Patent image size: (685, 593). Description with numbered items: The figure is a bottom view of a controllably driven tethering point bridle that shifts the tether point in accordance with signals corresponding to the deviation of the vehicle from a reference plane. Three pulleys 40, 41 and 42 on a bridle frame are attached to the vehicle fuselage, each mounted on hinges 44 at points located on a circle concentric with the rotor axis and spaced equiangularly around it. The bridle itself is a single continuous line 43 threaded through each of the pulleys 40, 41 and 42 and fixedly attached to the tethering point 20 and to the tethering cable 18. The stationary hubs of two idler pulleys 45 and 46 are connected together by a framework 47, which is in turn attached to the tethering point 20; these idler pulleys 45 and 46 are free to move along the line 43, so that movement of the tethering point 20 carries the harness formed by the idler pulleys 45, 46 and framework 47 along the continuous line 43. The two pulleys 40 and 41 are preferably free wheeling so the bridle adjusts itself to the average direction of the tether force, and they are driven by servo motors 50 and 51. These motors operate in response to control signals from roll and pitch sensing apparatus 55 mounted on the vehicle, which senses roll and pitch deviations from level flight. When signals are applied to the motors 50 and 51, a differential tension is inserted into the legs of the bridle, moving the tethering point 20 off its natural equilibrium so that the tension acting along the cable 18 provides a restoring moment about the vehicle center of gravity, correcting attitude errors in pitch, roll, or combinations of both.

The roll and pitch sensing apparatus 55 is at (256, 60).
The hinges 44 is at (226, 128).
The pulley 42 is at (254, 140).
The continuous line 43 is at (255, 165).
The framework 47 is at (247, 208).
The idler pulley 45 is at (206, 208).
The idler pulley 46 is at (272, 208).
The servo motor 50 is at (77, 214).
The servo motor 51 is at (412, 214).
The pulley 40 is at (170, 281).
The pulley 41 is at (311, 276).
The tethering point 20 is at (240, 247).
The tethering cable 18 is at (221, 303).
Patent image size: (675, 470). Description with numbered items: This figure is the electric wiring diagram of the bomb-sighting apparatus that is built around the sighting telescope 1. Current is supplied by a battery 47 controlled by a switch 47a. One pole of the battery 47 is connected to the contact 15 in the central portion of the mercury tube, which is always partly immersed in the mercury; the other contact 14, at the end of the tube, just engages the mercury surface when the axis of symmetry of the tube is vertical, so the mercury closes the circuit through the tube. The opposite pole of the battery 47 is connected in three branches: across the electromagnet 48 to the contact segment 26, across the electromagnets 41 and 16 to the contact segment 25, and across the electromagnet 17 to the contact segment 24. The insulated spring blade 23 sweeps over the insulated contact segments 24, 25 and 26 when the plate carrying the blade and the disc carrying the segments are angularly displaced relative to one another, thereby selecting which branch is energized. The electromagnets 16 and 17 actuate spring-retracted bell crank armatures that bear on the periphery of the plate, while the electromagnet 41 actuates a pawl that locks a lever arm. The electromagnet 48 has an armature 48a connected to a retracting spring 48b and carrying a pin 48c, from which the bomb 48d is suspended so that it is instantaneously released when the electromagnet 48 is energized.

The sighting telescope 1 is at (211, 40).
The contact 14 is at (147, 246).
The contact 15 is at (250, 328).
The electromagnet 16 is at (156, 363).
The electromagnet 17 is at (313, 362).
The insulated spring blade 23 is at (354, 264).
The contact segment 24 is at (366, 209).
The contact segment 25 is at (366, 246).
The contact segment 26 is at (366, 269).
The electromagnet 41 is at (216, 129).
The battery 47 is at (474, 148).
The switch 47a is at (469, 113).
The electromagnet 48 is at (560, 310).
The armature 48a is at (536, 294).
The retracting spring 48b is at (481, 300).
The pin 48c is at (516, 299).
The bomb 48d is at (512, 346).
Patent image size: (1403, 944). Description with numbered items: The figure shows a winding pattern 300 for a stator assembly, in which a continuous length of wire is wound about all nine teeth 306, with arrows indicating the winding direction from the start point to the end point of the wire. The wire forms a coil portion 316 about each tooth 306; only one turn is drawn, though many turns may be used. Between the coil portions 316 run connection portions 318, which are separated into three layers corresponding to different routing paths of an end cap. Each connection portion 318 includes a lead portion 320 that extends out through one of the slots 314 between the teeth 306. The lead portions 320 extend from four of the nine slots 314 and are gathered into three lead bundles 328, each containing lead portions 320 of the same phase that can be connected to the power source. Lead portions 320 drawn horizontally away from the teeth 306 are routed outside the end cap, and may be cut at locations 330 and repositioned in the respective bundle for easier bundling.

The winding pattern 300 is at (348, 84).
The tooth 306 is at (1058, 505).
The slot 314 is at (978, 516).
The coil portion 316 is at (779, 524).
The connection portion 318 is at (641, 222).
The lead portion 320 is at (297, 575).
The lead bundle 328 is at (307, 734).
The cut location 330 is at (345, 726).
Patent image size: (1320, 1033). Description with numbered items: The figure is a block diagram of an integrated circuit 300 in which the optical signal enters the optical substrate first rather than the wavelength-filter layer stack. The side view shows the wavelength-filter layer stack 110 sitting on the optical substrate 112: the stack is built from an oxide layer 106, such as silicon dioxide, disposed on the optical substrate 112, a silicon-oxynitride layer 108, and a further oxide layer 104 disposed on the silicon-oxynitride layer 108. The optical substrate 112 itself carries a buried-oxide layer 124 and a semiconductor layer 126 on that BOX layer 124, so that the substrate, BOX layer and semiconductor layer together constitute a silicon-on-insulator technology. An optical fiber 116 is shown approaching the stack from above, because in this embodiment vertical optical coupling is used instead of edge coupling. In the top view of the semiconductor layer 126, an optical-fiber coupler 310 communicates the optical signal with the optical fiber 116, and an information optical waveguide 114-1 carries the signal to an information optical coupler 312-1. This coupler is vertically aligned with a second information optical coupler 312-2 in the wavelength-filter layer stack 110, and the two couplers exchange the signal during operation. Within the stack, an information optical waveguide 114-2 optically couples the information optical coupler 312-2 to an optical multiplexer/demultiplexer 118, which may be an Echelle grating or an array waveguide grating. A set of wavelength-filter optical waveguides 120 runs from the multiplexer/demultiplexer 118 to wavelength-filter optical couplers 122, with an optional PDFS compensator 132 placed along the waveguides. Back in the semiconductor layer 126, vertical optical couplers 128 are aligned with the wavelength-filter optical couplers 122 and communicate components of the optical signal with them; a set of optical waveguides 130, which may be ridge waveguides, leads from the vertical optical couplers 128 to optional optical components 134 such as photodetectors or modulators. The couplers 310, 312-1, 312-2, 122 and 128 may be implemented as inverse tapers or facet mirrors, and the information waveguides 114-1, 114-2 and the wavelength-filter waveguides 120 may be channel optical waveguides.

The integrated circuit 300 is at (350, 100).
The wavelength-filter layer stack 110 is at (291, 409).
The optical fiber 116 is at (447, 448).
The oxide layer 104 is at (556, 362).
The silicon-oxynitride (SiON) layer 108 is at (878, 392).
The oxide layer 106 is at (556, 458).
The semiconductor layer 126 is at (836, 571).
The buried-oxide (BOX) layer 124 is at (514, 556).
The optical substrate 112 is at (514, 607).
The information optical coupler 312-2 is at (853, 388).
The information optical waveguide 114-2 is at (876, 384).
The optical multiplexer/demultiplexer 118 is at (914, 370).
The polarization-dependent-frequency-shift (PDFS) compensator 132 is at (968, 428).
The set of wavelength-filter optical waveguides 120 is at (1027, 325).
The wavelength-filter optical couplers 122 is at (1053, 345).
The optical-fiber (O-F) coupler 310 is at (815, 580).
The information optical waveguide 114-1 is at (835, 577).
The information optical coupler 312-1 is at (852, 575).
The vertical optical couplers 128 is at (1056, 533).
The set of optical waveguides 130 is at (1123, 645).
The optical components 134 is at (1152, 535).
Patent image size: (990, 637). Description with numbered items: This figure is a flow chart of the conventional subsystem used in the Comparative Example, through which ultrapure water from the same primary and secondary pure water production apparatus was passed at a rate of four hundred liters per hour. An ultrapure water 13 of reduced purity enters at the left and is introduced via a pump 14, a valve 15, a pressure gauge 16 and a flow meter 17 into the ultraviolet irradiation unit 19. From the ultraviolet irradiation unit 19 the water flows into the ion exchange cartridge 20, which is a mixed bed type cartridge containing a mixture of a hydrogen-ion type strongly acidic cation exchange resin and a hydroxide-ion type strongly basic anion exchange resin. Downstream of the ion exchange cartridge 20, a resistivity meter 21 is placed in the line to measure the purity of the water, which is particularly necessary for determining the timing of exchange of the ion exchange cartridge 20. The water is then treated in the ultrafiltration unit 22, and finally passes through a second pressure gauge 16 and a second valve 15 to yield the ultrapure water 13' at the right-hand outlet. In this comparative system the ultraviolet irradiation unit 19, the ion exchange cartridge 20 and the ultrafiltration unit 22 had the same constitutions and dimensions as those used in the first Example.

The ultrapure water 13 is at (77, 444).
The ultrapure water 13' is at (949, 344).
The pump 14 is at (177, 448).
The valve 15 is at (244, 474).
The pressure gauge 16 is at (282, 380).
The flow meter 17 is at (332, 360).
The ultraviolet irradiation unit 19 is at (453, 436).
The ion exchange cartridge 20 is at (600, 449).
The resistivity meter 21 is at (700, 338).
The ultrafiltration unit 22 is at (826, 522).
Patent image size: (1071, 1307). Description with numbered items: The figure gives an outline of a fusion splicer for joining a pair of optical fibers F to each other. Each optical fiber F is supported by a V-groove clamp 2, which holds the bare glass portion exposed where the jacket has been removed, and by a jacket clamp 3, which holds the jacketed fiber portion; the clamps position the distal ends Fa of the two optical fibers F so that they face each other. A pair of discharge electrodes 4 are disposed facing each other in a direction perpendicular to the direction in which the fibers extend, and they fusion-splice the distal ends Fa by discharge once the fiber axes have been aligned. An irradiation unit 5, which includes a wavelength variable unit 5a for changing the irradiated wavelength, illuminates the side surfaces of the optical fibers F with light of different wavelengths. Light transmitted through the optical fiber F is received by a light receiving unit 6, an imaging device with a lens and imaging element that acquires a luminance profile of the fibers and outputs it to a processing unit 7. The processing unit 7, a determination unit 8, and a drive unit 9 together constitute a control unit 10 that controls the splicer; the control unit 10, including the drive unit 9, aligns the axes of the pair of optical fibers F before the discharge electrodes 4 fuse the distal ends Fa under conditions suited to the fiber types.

※

**Task objective**
Return, unchanged, every line from the start of the rows through the line that contains "The tethering cable 18 is at (221, 303).", with that line included.

**Task solution**
Patent image size: (685, 593). Description with numbered items: The figure is a bottom view of a controllably driven tethering point bridle that shifts the tether point in accordance with signals corresponding to the deviation of the vehicle from a reference plane. Three pulleys 40, 41 and 42 on a bridle frame are attached to the vehicle fuselage, each mounted on hinges 44 at points located on a circle concentric with the rotor axis and spaced equiangularly around it. The bridle itself is a single continuous line 43 threaded through each of the pulleys 40, 41 and 42 and fixedly attached to the tethering point 20 and to the tethering cable 18. The stationary hubs of two idler pulleys 45 and 46 are connected together by a framework 47, which is in turn attached to the tethering point 20; these idler pulleys 45 and 46 are free to move along the line 43, so that movement of the tethering point 20 carries the harness formed by the idler pulleys 45, 46 and framework 47 along the continuous line 43. The two pulleys 40 and 41 are preferably free wheeling so the bridle adjusts itself to the average direction of the tether force, and they are driven by servo motors 50 and 51. These motors operate in response to control signals from roll and pitch sensing apparatus 55 mounted on the vehicle, which senses roll and pitch deviations from level flight. When signals are applied to the motors 50 and 51, a differential tension is inserted into the legs of the bridle, moving the tethering point 20 off its natural equilibrium so that the tension acting along the cable 18 provides a restoring moment about the vehicle center of gravity, correcting attitude errors in pitch, roll, or combinations of both.

The roll and pitch sensing apparatus 55 is at (256, 60).
The hinges 44 is at (226, 128).
The pulley 42 is at (254, 140).
The continuous line 43 is at (255, 165).
The framework 47 is at (247, 208).
The idler pulley 45 is at (206, 208).
The idler pulley 46 is at (272, 208).
The servo motor 50 is at (77, 214).
The servo motor 51 is at (412, 214).
The pulley 40 is at (170, 281).
The pulley 41 is at (311, 276).
The tethering point 20 is at (240, 247).
The tethering cable 18 is at (221, 303).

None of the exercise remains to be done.